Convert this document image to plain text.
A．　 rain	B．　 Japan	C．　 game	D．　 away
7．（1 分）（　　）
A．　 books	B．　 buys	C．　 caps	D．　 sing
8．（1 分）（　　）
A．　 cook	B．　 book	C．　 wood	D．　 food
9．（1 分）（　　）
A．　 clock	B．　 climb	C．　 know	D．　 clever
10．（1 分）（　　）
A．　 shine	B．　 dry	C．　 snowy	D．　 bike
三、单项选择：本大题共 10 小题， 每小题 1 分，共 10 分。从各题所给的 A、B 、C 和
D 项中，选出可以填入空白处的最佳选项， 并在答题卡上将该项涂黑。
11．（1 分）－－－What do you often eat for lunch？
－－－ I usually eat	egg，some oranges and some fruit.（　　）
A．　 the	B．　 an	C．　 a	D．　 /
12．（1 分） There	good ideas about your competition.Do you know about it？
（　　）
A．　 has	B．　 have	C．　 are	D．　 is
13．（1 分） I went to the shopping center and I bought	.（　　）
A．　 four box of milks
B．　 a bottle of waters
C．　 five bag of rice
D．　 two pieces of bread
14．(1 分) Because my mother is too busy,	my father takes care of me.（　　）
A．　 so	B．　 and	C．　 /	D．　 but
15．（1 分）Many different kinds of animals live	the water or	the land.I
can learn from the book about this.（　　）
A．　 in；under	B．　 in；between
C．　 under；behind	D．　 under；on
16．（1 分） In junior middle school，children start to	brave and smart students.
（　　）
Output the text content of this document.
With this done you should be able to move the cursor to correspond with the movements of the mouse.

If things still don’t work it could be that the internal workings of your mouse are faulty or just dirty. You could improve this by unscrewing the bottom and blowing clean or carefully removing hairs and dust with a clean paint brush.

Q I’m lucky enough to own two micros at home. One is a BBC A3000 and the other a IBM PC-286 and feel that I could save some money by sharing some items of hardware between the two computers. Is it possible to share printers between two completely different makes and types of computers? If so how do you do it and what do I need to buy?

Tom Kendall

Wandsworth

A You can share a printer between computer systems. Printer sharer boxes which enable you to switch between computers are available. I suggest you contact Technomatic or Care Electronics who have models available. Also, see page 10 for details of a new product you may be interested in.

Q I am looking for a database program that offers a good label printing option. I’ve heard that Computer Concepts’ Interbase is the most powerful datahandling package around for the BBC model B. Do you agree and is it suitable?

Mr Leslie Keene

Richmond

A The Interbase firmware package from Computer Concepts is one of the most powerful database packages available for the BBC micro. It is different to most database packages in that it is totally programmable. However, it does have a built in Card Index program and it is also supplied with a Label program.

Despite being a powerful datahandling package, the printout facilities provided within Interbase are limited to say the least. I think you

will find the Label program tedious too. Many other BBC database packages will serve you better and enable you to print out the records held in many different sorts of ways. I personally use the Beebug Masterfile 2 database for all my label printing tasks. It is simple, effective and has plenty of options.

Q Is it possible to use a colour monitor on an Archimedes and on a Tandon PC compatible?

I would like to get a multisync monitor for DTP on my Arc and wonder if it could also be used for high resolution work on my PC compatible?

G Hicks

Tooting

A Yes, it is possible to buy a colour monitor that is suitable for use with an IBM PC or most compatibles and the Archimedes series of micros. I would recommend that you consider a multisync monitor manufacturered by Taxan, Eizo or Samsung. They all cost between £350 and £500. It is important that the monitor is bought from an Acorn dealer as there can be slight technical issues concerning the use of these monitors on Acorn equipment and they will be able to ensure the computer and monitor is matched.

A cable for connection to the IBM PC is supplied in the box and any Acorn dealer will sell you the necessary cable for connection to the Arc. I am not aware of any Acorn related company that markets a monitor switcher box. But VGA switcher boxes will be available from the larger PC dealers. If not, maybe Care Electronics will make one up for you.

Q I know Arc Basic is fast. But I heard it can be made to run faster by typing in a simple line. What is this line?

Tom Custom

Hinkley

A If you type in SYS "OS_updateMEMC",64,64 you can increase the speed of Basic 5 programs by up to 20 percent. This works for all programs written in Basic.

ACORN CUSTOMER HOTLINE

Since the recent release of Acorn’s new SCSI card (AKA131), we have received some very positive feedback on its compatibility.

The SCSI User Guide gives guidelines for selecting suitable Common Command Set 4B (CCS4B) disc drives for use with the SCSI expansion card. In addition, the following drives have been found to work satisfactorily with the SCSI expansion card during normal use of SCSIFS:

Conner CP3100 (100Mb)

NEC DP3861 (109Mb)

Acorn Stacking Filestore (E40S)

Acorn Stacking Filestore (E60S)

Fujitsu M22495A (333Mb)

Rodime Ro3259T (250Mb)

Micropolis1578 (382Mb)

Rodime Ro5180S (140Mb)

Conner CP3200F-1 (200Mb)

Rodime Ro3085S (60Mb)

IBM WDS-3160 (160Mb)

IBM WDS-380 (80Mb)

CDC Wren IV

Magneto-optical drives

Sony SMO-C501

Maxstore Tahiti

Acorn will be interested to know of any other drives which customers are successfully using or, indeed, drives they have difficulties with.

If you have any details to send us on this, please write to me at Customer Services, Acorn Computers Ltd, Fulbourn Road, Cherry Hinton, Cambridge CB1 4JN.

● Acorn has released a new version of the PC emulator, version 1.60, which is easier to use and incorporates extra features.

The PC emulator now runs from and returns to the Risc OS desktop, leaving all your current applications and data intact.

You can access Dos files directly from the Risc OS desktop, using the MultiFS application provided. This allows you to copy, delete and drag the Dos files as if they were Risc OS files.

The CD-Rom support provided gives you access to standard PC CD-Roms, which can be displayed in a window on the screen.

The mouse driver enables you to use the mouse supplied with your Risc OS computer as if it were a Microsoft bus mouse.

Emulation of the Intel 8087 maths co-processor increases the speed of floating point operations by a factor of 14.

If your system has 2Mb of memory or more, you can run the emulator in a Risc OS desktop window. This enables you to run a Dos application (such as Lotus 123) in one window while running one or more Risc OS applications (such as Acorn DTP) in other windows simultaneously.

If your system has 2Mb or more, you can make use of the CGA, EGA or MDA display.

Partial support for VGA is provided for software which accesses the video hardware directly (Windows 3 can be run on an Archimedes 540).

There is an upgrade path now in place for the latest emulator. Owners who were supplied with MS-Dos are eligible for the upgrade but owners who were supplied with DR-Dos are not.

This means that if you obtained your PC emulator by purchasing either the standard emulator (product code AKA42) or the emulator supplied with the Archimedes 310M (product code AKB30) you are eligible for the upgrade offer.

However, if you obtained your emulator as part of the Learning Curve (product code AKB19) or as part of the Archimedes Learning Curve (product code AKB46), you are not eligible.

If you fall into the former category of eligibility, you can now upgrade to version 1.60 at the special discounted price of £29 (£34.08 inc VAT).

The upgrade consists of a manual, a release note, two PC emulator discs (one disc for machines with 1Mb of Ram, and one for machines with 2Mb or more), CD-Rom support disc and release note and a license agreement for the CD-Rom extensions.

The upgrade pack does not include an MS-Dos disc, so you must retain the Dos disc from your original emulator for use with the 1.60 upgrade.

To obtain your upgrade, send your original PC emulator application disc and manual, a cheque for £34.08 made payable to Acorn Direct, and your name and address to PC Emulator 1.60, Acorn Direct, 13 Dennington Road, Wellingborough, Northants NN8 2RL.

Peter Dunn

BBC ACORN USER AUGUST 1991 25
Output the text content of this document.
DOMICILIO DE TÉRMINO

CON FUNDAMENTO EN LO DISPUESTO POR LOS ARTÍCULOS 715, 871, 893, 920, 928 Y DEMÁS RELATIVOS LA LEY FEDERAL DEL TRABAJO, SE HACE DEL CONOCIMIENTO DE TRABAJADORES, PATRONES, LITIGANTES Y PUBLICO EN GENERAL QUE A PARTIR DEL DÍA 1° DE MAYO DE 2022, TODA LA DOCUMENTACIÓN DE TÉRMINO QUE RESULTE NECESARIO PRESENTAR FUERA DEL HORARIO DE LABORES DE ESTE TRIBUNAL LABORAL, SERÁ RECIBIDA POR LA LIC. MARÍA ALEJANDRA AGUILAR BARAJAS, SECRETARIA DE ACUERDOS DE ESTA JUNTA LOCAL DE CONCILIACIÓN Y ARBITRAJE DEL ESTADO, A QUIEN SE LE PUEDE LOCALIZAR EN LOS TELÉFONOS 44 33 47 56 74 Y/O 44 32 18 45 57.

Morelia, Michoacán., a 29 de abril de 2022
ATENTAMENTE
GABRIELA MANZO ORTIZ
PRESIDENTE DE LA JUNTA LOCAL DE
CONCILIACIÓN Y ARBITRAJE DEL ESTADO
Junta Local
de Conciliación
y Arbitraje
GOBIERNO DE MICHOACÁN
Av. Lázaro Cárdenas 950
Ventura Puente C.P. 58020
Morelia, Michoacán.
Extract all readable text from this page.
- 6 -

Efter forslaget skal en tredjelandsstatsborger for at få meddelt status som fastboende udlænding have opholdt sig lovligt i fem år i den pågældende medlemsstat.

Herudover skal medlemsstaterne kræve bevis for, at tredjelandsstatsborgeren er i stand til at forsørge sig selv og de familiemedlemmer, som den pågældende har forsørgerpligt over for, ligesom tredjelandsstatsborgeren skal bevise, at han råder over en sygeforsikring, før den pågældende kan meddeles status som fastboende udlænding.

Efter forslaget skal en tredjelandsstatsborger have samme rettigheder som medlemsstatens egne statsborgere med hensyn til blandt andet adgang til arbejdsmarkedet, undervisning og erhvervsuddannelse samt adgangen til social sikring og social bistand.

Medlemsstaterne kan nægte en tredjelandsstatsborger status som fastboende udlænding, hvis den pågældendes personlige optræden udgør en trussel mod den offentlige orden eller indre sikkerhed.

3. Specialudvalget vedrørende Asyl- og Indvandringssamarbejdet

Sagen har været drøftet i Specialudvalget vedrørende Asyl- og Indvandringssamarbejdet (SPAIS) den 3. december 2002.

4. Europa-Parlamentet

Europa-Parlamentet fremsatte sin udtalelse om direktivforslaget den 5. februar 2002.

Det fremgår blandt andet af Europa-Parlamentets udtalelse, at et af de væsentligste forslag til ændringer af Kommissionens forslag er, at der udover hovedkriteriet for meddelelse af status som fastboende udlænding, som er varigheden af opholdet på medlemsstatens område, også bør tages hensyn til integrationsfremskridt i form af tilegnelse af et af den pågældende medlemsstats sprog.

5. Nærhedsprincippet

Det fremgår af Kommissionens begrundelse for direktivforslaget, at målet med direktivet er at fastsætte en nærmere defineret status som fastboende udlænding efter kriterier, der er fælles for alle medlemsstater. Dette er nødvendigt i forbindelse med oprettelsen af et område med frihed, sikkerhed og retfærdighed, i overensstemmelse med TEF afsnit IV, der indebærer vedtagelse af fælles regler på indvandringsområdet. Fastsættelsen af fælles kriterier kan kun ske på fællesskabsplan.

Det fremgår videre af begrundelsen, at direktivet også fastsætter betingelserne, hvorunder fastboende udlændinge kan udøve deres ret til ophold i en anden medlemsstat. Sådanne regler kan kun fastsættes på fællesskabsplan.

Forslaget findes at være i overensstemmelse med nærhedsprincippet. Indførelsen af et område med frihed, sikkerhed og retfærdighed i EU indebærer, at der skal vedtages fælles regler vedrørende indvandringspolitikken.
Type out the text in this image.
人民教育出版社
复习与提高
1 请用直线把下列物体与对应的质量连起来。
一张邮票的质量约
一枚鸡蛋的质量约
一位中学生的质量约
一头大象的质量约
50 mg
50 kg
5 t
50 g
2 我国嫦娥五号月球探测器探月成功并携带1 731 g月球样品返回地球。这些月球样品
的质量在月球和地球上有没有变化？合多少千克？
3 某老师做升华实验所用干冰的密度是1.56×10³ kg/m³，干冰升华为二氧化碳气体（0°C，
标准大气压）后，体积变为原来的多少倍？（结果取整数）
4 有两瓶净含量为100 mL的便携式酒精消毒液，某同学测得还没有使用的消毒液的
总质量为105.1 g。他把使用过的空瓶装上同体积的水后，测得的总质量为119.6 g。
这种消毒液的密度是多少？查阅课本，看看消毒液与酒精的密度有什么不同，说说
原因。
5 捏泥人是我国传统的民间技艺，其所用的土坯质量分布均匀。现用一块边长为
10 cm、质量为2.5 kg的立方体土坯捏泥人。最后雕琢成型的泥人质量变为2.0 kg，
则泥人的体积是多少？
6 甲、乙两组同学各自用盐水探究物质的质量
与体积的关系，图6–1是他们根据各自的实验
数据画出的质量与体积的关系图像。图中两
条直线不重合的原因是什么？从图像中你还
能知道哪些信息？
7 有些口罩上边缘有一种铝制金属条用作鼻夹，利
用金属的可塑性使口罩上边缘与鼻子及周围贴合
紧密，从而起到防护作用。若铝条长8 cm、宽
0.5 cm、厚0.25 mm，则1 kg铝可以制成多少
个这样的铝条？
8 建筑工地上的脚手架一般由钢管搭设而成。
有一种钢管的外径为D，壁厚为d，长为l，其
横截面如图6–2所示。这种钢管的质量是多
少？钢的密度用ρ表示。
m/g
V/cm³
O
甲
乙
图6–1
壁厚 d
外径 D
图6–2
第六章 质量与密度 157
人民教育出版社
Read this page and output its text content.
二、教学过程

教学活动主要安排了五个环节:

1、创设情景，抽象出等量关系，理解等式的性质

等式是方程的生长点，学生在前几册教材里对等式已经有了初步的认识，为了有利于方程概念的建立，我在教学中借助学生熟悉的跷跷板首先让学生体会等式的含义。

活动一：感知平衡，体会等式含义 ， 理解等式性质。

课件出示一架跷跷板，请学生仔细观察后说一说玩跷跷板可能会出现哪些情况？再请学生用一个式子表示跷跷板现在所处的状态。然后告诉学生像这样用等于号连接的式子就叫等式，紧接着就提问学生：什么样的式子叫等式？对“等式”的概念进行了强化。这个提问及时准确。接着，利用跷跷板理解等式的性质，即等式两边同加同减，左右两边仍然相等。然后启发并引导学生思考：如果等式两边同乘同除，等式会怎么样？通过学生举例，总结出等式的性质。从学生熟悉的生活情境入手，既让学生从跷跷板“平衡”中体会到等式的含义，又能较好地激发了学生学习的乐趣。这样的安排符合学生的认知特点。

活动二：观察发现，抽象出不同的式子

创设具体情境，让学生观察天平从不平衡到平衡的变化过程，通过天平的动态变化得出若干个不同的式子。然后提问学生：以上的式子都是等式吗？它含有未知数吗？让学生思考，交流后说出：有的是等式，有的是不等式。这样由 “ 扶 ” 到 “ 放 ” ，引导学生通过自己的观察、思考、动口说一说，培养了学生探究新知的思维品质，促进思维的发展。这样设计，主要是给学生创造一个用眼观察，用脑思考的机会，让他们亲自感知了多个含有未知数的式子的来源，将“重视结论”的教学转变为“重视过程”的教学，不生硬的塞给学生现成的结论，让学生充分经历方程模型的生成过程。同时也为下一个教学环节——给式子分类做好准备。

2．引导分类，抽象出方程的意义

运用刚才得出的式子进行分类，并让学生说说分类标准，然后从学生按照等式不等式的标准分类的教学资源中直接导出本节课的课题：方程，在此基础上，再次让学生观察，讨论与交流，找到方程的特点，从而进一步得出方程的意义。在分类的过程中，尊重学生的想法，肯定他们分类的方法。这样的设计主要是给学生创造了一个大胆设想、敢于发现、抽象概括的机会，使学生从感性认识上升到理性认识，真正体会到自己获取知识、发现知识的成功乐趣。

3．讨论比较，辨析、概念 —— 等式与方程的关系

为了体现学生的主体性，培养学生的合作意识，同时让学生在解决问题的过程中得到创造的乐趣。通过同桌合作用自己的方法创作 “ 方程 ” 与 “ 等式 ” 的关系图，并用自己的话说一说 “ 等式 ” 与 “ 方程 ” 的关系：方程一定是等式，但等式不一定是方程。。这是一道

= = = = = = =

• EXERCISE BRIEF
From the records above, pull out each line that has "However".

• OUTPUT FOR THIS EXERCISE
A The Interbase firmware package from Computer Concepts is one of the most powerful database packages available for the BBC micro. It is different to most database packages in that it is totally programmable. However, it does have a built in Card Index program and it is also supplied with a Label program.
However, if you obtained your emulator as part of the Learning Curve (product code AKB19) or as part of the Archimedes Learning Curve (product code AKB46), you are not eligible.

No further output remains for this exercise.